Records from a dataset:
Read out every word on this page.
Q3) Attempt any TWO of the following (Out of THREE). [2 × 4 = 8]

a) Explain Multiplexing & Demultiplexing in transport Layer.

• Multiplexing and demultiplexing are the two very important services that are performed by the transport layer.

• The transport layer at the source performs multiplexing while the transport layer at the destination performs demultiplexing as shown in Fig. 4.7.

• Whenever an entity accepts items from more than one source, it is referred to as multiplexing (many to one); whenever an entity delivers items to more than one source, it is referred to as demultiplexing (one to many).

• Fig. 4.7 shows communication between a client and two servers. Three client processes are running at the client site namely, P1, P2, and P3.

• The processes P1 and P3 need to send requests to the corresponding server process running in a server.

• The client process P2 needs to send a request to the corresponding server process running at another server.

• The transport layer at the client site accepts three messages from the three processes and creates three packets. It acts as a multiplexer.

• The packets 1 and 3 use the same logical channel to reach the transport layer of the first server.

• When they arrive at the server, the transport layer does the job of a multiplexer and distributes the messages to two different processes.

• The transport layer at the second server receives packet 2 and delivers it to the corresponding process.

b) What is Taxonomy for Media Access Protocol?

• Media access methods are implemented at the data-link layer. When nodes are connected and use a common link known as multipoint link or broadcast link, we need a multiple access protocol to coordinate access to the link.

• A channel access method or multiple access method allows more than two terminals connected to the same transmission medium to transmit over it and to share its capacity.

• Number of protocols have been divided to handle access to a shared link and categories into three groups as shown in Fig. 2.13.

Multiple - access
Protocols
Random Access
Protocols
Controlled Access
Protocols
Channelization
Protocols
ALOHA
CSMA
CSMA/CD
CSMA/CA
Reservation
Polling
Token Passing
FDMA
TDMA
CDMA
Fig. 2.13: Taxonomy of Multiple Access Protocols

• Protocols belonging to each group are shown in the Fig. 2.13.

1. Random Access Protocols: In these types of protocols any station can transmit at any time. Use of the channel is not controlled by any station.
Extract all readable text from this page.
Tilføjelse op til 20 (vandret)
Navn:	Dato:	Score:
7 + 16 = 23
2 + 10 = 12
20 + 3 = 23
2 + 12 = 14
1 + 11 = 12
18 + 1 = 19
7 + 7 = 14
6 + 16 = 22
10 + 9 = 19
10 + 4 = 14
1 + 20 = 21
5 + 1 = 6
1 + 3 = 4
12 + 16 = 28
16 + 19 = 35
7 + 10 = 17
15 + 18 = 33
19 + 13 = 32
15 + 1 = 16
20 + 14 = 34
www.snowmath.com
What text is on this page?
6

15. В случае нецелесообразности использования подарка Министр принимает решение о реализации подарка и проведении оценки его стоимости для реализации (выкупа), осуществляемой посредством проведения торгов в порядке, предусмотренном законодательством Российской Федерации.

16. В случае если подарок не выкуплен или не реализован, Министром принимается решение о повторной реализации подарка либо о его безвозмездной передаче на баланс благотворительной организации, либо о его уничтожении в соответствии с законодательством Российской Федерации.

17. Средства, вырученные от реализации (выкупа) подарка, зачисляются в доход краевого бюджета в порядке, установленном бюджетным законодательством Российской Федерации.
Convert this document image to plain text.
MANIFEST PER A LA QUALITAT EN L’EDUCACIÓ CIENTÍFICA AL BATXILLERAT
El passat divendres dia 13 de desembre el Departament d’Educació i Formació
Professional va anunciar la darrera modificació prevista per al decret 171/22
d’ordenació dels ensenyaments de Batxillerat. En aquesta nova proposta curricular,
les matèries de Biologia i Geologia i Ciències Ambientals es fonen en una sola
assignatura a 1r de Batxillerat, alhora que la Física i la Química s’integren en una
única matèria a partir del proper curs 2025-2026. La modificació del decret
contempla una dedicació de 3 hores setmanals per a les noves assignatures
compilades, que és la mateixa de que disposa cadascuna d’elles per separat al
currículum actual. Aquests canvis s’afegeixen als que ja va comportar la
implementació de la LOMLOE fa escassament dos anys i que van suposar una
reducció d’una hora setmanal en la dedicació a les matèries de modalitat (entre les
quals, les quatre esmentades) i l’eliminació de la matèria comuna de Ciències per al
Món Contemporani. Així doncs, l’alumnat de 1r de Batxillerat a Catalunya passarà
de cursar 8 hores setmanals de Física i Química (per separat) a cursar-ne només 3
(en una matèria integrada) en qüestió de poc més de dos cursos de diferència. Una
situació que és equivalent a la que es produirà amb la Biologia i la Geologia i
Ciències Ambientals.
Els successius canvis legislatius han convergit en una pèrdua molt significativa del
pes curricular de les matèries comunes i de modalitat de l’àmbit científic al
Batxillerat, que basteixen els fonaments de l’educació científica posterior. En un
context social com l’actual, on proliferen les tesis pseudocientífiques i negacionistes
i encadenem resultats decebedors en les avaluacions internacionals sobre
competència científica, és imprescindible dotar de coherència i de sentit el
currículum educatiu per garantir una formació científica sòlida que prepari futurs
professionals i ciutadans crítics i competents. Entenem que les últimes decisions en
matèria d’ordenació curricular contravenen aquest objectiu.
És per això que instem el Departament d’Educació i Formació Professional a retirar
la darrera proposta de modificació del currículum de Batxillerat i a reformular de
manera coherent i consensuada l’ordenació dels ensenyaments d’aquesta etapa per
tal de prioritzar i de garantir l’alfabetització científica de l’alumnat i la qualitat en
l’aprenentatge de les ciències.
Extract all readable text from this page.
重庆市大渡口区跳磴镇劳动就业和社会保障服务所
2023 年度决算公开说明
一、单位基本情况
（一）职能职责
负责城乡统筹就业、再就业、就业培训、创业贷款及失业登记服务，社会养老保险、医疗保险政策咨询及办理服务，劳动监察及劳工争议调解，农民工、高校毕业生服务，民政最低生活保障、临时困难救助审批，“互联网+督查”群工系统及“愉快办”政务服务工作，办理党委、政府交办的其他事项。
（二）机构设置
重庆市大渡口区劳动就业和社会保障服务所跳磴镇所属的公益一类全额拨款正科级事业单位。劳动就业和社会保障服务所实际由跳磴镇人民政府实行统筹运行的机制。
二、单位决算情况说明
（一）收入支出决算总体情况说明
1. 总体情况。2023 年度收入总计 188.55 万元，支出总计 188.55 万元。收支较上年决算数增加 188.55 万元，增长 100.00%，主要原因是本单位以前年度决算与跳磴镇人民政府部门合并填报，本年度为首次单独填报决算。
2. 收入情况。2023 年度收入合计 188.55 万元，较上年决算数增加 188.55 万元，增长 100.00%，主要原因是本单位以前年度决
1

◆ Objective
Work out how many lines in the records above contain the word "connected", and reply with that number alone.

◆ Correct answer
2